Collect each line of the records containing the string "Software".

■ ■ ■

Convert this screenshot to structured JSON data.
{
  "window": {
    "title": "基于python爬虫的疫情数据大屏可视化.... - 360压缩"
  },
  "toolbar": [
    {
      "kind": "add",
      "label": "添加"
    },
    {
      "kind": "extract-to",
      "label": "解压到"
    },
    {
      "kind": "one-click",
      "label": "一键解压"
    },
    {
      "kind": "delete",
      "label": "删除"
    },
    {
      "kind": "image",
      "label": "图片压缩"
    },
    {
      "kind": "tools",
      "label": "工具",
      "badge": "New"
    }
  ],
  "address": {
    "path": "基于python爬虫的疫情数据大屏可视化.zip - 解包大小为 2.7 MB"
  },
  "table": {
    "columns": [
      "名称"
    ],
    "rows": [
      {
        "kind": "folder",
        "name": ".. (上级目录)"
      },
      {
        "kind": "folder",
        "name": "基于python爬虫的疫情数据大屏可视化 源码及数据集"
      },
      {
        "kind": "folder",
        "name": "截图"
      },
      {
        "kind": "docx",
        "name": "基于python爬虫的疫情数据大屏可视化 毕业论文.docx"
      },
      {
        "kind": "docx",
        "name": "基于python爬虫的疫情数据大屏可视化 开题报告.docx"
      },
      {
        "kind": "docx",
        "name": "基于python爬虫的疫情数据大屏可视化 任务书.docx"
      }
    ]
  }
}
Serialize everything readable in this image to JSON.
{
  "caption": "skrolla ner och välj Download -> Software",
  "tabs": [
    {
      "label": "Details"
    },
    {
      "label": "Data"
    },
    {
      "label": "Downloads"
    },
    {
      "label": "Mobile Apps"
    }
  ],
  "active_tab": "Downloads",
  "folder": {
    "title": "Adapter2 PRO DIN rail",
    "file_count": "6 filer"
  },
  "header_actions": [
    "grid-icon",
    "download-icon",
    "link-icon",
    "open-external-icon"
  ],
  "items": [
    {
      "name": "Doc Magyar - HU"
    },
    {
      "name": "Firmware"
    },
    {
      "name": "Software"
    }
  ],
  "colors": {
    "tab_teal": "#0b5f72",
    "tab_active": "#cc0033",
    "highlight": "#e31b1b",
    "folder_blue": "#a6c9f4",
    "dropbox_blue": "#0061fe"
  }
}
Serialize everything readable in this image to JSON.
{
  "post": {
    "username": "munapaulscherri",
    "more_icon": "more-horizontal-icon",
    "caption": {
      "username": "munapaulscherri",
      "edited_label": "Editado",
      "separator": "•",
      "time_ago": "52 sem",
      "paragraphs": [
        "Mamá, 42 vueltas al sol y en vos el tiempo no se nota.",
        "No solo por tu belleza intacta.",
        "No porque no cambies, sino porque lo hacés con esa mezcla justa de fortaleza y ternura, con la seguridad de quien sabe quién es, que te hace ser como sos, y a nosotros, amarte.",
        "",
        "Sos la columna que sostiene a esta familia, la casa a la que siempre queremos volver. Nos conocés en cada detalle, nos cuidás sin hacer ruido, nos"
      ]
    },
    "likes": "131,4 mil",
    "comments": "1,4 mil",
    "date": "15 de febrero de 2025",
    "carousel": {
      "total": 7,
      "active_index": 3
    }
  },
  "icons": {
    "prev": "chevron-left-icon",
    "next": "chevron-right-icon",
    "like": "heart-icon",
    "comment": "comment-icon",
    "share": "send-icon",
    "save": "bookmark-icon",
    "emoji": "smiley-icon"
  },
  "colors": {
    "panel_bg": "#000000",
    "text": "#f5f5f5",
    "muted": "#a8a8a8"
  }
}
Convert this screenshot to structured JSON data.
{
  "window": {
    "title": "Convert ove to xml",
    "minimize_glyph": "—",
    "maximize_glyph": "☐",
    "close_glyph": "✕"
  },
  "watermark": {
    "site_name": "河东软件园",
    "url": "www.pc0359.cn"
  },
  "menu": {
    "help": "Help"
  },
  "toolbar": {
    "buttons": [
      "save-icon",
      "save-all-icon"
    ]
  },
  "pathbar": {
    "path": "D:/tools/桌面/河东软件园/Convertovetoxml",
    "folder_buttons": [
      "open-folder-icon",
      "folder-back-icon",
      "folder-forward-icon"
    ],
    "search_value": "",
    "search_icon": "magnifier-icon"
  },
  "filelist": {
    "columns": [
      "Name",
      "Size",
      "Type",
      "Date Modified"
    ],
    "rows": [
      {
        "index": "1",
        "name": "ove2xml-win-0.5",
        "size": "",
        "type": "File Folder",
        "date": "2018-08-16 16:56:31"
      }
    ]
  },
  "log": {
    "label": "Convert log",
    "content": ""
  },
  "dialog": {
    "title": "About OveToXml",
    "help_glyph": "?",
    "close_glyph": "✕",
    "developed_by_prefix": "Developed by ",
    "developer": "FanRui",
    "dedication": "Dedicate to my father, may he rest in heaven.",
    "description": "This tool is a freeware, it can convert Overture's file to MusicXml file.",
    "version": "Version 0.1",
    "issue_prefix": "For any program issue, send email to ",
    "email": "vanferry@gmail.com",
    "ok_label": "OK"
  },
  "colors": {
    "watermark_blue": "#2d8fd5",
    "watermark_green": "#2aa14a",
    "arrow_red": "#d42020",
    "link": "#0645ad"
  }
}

■ ■ ■

- [Answer in full]:
  "caption": "skrolla ner och välj Download -> Software",
      "name": "Software"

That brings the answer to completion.